#### WHAT THE TASK ASKS:
Give the records back in full, exactly as they read.
****
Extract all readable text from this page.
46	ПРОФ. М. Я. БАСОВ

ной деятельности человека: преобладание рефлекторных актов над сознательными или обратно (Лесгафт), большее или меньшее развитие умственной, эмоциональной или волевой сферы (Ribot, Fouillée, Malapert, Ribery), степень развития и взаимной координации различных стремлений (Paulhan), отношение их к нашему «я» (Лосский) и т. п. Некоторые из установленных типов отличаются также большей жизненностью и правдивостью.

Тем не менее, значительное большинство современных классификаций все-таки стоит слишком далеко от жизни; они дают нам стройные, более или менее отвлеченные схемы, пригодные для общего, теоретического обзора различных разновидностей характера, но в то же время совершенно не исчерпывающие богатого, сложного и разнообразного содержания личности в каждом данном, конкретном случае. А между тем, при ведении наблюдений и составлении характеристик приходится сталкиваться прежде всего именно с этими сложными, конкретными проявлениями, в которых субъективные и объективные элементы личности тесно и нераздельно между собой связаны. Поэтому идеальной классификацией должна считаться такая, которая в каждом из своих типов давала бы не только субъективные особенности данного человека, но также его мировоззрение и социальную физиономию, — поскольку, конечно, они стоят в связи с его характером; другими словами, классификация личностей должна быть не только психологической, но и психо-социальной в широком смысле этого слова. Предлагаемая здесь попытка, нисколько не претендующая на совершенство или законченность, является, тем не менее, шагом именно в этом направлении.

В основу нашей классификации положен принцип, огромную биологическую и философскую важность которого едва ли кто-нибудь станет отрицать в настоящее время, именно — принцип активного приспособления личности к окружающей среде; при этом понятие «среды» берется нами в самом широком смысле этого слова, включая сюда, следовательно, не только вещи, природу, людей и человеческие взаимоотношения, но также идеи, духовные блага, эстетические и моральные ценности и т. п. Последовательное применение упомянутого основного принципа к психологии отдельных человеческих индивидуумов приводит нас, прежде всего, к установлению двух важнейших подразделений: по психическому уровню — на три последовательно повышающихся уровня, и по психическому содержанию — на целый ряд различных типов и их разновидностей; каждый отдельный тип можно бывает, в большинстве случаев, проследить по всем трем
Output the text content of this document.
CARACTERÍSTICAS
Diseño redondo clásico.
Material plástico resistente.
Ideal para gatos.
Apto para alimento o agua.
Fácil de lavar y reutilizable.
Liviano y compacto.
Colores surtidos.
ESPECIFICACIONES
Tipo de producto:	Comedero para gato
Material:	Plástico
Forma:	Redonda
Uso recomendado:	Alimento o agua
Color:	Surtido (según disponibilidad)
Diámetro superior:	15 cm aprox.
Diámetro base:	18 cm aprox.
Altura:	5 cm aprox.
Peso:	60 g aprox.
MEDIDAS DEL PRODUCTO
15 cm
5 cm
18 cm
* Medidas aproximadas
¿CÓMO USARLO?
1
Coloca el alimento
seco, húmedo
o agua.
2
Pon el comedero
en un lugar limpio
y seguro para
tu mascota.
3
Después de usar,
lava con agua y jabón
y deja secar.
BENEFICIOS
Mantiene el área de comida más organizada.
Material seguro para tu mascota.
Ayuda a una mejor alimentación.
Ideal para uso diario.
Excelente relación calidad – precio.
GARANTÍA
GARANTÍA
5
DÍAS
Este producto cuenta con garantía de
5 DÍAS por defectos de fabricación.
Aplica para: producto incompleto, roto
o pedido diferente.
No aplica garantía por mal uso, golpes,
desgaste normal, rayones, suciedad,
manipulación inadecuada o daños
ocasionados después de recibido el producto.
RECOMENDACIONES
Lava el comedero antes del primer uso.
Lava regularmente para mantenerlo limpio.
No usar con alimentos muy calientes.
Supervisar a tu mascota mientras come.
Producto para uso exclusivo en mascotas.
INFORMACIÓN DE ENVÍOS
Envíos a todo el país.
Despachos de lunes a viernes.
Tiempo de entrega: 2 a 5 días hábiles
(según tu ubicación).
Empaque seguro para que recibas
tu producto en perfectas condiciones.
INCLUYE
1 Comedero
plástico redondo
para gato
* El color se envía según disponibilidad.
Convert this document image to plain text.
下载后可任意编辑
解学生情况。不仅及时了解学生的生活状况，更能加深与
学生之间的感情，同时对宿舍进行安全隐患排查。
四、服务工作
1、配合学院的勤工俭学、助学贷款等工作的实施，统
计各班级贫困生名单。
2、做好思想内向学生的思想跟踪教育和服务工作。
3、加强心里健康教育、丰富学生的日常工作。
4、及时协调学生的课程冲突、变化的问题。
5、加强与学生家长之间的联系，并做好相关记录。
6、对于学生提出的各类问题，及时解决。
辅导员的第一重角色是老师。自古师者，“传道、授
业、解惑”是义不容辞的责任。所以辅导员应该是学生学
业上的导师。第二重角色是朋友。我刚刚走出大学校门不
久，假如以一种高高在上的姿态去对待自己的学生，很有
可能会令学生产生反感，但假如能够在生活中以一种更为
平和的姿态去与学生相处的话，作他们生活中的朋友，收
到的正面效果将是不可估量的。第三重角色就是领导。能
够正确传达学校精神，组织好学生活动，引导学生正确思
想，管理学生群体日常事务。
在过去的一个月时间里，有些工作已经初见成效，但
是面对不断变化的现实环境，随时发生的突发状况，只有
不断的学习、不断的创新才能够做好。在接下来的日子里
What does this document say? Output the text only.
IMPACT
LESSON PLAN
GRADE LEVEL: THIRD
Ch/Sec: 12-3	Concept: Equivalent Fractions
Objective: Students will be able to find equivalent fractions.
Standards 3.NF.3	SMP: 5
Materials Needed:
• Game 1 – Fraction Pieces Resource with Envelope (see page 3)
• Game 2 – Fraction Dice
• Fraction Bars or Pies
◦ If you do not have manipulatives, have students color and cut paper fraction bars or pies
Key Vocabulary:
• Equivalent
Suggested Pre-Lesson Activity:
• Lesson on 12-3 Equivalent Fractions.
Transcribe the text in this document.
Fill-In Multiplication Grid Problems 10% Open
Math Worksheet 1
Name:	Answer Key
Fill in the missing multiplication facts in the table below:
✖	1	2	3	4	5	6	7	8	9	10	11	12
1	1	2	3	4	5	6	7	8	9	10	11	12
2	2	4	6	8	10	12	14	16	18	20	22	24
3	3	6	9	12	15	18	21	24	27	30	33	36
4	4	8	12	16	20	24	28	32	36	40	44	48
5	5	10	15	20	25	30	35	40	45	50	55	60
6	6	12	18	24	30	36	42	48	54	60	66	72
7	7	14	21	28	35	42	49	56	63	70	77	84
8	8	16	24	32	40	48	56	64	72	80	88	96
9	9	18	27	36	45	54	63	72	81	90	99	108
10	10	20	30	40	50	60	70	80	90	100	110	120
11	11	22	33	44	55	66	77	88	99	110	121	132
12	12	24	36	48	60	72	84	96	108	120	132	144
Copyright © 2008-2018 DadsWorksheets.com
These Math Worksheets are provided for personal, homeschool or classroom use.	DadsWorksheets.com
****
#### ANSWER FOR THIS EXERCISE:
Extract all readable text from this page.
46	ПРОФ. М. Я. БАСОВ

ной деятельности человека: преобладание рефлекторных актов над сознательными или обратно (Лесгафт), большее или меньшее развитие умственной, эмоциональной или волевой сферы (Ribot, Fouillée, Malapert, Ribery), степень развития и взаимной координации различных стремлений (Paulhan), отношение их к нашему «я» (Лосский) и т. п. Некоторые из установленных типов отличаются также большей жизненностью и правдивостью.

Тем не менее, значительное большинство современных классификаций все-таки стоит слишком далеко от жизни; они дают нам стройные, более или менее отвлеченные схемы, пригодные для общего, теоретического обзора различных разновидностей характера, но в то же время совершенно не исчерпывающие богатого, сложного и разнообразного содержания личности в каждом данном, конкретном случае. А между тем, при ведении наблюдений и составлении характеристик приходится сталкиваться прежде всего именно с этими сложными, конкретными проявлениями, в которых субъективные и объективные элементы личности тесно и нераздельно между собой связаны. Поэтому идеальной классификацией должна считаться такая, которая в каждом из своих типов давала бы не только субъективные особенности данного человека, но также его мировоззрение и социальную физиономию, — поскольку, конечно, они стоят в связи с его характером; другими словами, классификация личностей должна быть не только психологической, но и психо-социальной в широком смысле этого слова. Предлагаемая здесь попытка, нисколько не претендующая на совершенство или законченность, является, тем не менее, шагом именно в этом направлении.

В основу нашей классификации положен принцип, огромную биологическую и философскую важность которого едва ли кто-нибудь станет отрицать в настоящее время, именно — принцип активного приспособления личности к окружающей среде; при этом понятие «среды» берется нами в самом широком смысле этого слова, включая сюда, следовательно, не только вещи, природу, людей и человеческие взаимоотношения, но также идеи, духовные блага, эстетические и моральные ценности и т. п. Последовательное применение упомянутого основного принципа к психологии отдельных человеческих индивидуумов приводит нас, прежде всего, к установлению двух важнейших подразделений: по психическому уровню — на три последовательно повышающихся уровня, и по психическому содержанию — на целый ряд различных типов и их разновидностей; каждый отдельный тип можно бывает, в большинстве случаев, проследить по всем трем
Output the text content of this document.
CARACTERÍSTICAS
Diseño redondo clásico.
Material plástico resistente.
Ideal para gatos.
Apto para alimento o agua.
Fácil de lavar y reutilizable.
Liviano y compacto.
Colores surtidos.
ESPECIFICACIONES
Tipo de producto:	Comedero para gato
Material:	Plástico
Forma:	Redonda
Uso recomendado:	Alimento o agua
Color:	Surtido (según disponibilidad)
Diámetro superior:	15 cm aprox.
Diámetro base:	18 cm aprox.
Altura:	5 cm aprox.
Peso:	60 g aprox.
MEDIDAS DEL PRODUCTO
15 cm
5 cm
18 cm
* Medidas aproximadas
¿CÓMO USARLO?
1
Coloca el alimento
seco, húmedo
o agua.
2
Pon el comedero
en un lugar limpio
y seguro para
tu mascota.
3
Después de usar,
lava con agua y jabón
y deja secar.
BENEFICIOS
Mantiene el área de comida más organizada.
Material seguro para tu mascota.
Ayuda a una mejor alimentación.
Ideal para uso diario.
Excelente relación calidad – precio.
GARANTÍA
GARANTÍA
5
DÍAS
Este producto cuenta con garantía de
5 DÍAS por defectos de fabricación.
Aplica para: producto incompleto, roto
o pedido diferente.
No aplica garantía por mal uso, golpes,
desgaste normal, rayones, suciedad,
manipulación inadecuada o daños
ocasionados después de recibido el producto.
RECOMENDACIONES
Lava el comedero antes del primer uso.
Lava regularmente para mantenerlo limpio.
No usar con alimentos muy calientes.
Supervisar a tu mascota mientras come.
Producto para uso exclusivo en mascotas.
INFORMACIÓN DE ENVÍOS
Envíos a todo el país.
Despachos de lunes a viernes.
Tiempo de entrega: 2 a 5 días hábiles
(según tu ubicación).
Empaque seguro para que recibas
tu producto en perfectas condiciones.
INCLUYE
1 Comedero
plástico redondo
para gato
* El color se envía según disponibilidad.
Convert this document image to plain text.
下载后可任意编辑
解学生情况。不仅及时了解学生的生活状况，更能加深与
学生之间的感情，同时对宿舍进行安全隐患排查。
四、服务工作
1、配合学院的勤工俭学、助学贷款等工作的实施，统
计各班级贫困生名单。
2、做好思想内向学生的思想跟踪教育和服务工作。
3、加强心里健康教育、丰富学生的日常工作。
4、及时协调学生的课程冲突、变化的问题。
5、加强与学生家长之间的联系，并做好相关记录。
6、对于学生提出的各类问题，及时解决。
辅导员的第一重角色是老师。自古师者，“传道、授
业、解惑”是义不容辞的责任。所以辅导员应该是学生学
业上的导师。第二重角色是朋友。我刚刚走出大学校门不
久，假如以一种高高在上的姿态去对待自己的学生，很有
可能会令学生产生反感，但假如能够在生活中以一种更为
平和的姿态去与学生相处的话，作他们生活中的朋友，收
到的正面效果将是不可估量的。第三重角色就是领导。能
够正确传达学校精神，组织好学生活动，引导学生正确思
想，管理学生群体日常事务。
在过去的一个月时间里，有些工作已经初见成效，但
是面对不断变化的现实环境，随时发生的突发状况，只有
不断的学习、不断的创新才能够做好。在接下来的日子里
What does this document say? Output the text only.
IMPACT
LESSON PLAN
GRADE LEVEL: THIRD
Ch/Sec: 12-3	Concept: Equivalent Fractions
Objective: Students will be able to find equivalent fractions.
Standards 3.NF.3	SMP: 5
Materials Needed:
• Game 1 – Fraction Pieces Resource with Envelope (see page 3)
• Game 2 – Fraction Dice
• Fraction Bars or Pies
◦ If you do not have manipulatives, have students color and cut paper fraction bars or pies
Key Vocabulary:
• Equivalent
Suggested Pre-Lesson Activity:
• Lesson on 12-3 Equivalent Fractions.
Transcribe the text in this document.
Fill-In Multiplication Grid Problems 10% Open
Math Worksheet 1
Name:	Answer Key
Fill in the missing multiplication facts in the table below:
✖	1	2	3	4	5	6	7	8	9	10	11	12
1	1	2	3	4	5	6	7	8	9	10	11	12
2	2	4	6	8	10	12	14	16	18	20	22	24
3	3	6	9	12	15	18	21	24	27	30	33	36
4	4	8	12	16	20	24	28	32	36	40	44	48
5	5	10	15	20	25	30	35	40	45	50	55	60
6	6	12	18	24	30	36	42	48	54	60	66	72
7	7	14	21	28	35	42	49	56	63	70	77	84
8	8	16	24	32	40	48	56	64	72	80	88	96
9	9	18	27	36	45	54	63	72	81	90	99	108
10	10	20	30	40	50	60	70	80	90	100	110	120
11	11	22	33	44	55	66	77	88	99	110	121	132
12	12	24	36	48	60	72	84	96	108	120	132	144
Copyright © 2008-2018 DadsWorksheets.com
These Math Worksheets are provided for personal, homeschool or classroom use.	DadsWorksheets.com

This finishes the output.